What you have to do — Look over the entries that follow and work out how many lines contain "GIROTONDO". State the number only.
- - -
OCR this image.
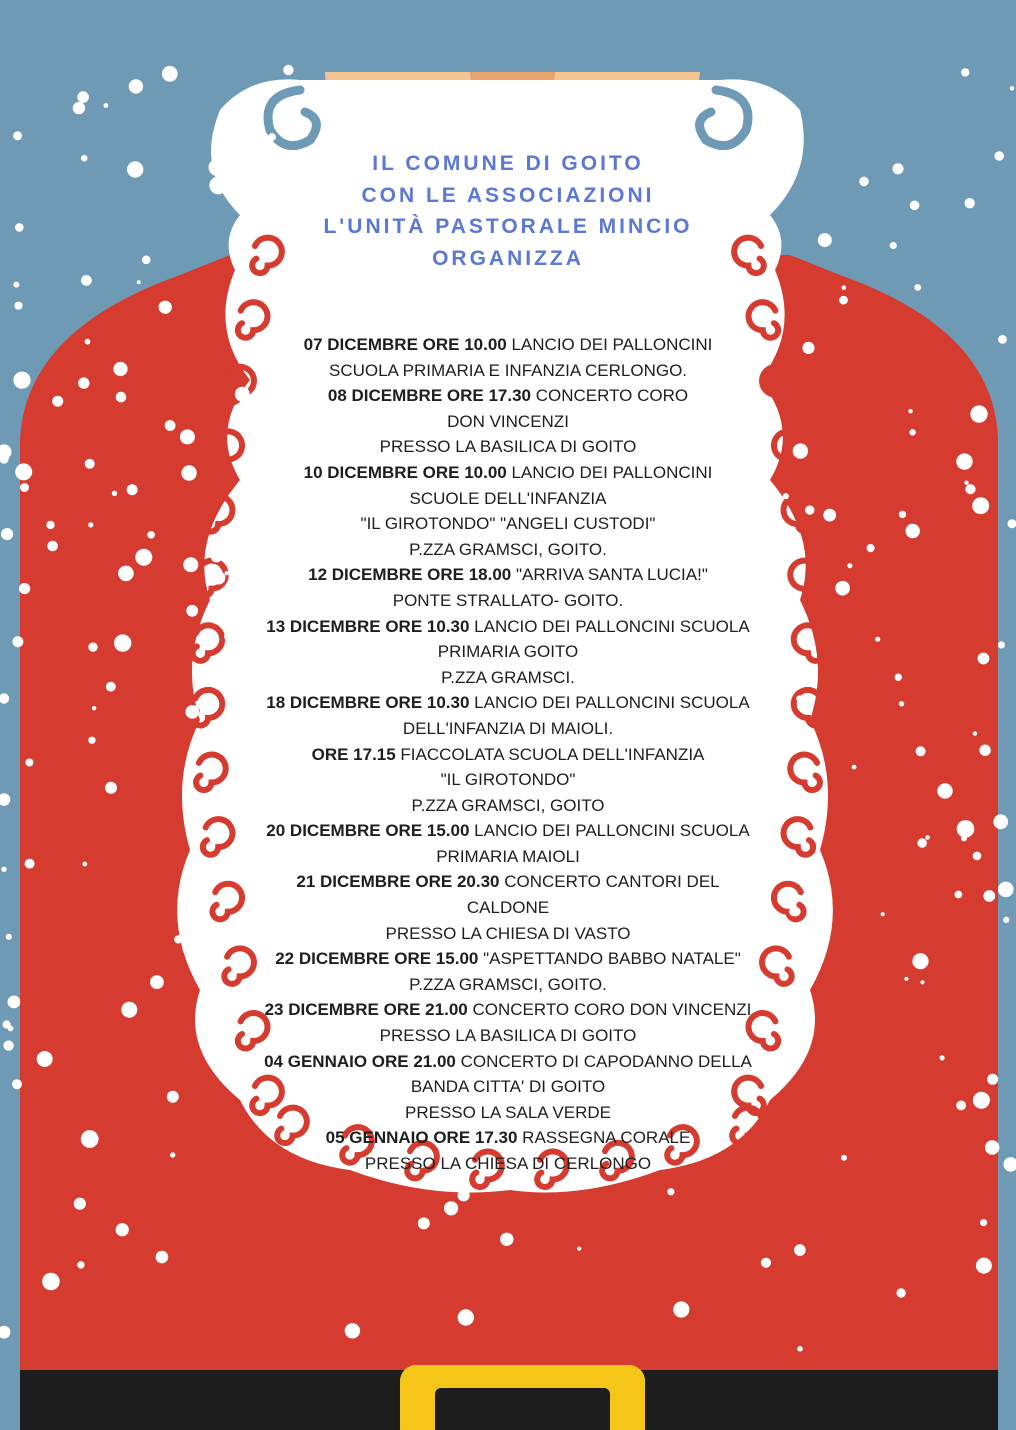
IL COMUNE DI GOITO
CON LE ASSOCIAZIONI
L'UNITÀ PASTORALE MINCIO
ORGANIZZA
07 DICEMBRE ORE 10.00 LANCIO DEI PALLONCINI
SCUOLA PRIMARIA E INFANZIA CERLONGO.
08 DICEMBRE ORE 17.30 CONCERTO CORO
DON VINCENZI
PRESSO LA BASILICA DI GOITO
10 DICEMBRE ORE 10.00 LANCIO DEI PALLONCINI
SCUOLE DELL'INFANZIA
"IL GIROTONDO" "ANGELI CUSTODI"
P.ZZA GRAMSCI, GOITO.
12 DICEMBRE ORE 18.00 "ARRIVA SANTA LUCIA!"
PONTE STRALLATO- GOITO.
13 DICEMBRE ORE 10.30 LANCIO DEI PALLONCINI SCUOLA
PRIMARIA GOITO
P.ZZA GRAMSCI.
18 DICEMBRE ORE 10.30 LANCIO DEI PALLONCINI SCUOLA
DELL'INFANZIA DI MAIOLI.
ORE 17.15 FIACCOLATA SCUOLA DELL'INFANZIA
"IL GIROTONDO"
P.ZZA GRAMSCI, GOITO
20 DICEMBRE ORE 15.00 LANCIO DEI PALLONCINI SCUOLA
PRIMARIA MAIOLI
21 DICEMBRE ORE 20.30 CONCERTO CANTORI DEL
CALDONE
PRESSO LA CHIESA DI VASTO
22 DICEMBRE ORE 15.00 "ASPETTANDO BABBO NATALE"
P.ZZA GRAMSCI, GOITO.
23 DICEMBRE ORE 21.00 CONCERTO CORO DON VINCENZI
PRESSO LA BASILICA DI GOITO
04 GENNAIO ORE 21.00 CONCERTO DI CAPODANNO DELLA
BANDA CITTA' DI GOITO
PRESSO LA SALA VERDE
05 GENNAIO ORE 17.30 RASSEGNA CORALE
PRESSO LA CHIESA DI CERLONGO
- - -
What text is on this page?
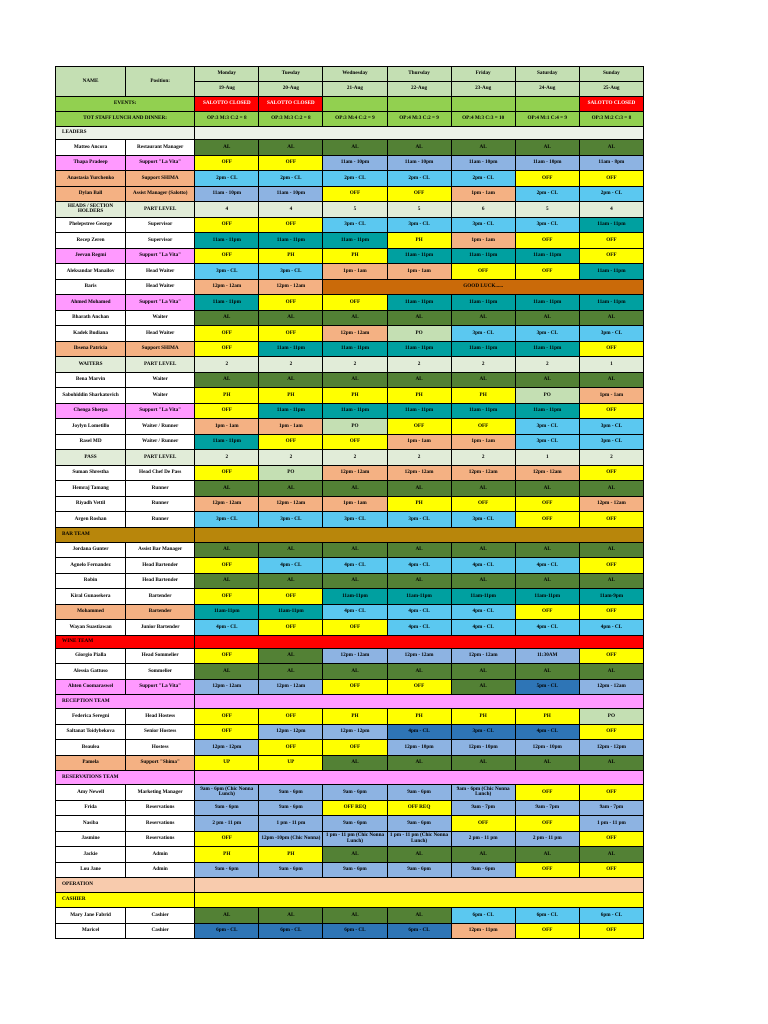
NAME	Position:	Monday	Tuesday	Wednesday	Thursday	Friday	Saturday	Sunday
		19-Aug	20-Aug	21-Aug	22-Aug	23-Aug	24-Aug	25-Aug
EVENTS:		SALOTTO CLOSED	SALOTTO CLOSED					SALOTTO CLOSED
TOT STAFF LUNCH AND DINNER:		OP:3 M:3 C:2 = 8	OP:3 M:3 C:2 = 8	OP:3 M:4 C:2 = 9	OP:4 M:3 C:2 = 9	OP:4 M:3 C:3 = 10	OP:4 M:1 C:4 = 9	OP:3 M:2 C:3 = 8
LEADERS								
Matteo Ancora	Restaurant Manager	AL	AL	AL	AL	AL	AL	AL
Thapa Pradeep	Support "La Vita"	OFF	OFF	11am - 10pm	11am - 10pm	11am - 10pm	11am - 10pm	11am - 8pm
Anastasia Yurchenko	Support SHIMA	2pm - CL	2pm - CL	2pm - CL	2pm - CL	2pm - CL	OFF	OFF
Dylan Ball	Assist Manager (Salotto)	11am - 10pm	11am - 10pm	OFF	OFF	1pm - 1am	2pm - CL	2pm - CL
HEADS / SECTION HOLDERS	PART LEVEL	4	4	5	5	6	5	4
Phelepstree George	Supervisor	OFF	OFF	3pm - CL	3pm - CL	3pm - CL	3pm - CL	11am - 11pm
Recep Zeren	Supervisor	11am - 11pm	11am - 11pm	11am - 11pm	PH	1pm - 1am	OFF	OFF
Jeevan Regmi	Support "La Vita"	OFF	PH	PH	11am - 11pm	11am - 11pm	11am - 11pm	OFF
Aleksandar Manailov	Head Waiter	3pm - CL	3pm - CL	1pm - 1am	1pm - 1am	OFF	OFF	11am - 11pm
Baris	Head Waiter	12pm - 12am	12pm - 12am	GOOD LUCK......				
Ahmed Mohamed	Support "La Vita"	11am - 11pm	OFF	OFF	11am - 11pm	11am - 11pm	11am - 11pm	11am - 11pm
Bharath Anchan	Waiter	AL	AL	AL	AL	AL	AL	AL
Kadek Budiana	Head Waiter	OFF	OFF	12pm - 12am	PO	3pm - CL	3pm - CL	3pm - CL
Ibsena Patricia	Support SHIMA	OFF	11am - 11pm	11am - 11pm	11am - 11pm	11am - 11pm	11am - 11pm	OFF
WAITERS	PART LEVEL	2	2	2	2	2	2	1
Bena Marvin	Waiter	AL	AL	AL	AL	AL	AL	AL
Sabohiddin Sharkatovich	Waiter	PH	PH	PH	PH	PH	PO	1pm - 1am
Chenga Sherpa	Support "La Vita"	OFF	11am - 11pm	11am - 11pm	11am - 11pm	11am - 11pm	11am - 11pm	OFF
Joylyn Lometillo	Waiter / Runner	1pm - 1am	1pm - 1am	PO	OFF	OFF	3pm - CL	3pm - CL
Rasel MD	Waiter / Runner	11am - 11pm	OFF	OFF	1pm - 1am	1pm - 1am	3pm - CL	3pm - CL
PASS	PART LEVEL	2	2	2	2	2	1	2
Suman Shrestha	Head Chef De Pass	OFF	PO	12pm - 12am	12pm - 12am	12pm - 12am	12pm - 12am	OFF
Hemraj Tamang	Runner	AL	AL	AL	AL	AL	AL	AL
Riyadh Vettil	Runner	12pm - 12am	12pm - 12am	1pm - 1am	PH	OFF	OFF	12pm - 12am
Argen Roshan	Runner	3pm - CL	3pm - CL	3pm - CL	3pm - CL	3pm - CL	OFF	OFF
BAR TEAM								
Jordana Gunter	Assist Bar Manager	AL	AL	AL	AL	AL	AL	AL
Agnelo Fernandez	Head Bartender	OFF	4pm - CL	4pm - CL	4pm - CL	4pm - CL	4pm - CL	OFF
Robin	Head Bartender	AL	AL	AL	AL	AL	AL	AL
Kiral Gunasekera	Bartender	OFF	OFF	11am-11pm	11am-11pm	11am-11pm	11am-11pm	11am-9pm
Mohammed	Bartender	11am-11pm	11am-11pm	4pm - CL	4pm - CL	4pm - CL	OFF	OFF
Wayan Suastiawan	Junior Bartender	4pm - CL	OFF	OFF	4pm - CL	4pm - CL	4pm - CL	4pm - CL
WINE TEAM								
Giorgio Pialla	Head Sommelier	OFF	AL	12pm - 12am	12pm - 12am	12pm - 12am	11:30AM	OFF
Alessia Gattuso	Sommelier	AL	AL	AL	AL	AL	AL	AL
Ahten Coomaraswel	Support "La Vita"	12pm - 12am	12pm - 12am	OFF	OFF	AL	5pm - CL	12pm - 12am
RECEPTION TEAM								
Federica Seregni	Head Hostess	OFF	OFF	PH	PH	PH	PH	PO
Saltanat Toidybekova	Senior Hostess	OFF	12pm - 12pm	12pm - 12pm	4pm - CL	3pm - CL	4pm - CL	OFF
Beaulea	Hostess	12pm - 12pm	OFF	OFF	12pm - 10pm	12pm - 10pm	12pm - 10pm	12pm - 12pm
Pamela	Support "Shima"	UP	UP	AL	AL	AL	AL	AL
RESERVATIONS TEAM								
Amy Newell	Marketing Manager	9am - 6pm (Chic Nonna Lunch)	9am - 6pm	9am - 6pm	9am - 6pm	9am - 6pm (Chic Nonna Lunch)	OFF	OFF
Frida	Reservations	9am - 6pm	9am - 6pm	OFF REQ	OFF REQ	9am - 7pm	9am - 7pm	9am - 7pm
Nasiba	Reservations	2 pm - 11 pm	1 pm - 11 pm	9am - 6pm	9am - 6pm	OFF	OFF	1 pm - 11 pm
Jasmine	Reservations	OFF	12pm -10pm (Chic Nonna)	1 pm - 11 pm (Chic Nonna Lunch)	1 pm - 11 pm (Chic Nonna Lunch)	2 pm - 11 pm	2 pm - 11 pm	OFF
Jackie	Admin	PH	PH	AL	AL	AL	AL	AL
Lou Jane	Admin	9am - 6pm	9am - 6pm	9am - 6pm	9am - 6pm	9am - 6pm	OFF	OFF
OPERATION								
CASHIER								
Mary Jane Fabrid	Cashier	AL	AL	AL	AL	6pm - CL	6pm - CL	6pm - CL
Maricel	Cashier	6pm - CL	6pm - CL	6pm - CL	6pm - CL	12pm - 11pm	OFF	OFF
- - -
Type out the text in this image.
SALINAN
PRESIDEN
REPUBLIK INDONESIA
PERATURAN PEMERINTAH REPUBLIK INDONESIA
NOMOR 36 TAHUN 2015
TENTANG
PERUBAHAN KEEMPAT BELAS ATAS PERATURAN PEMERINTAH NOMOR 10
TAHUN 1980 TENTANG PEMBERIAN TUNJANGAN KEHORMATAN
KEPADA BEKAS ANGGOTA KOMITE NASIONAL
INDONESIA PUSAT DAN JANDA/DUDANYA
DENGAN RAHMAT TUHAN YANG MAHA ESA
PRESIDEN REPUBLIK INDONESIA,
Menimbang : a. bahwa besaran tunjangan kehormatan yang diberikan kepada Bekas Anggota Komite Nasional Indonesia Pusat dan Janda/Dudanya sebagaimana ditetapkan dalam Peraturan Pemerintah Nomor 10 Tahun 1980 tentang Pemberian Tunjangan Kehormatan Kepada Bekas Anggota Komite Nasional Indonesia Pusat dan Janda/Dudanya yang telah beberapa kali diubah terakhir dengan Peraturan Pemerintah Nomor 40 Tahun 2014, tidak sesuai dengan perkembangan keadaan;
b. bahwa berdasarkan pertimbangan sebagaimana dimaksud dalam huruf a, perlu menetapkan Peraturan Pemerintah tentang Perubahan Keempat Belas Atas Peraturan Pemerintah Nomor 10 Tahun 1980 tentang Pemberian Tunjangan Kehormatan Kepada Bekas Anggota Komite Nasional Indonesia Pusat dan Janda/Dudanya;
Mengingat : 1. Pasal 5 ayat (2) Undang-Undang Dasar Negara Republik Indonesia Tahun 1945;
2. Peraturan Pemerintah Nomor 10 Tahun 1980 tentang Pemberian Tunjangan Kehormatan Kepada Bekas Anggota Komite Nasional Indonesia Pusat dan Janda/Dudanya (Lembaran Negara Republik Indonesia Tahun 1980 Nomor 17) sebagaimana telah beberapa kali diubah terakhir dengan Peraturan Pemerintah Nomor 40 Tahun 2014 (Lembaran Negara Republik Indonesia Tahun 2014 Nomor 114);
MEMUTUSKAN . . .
- - -
Solution — 2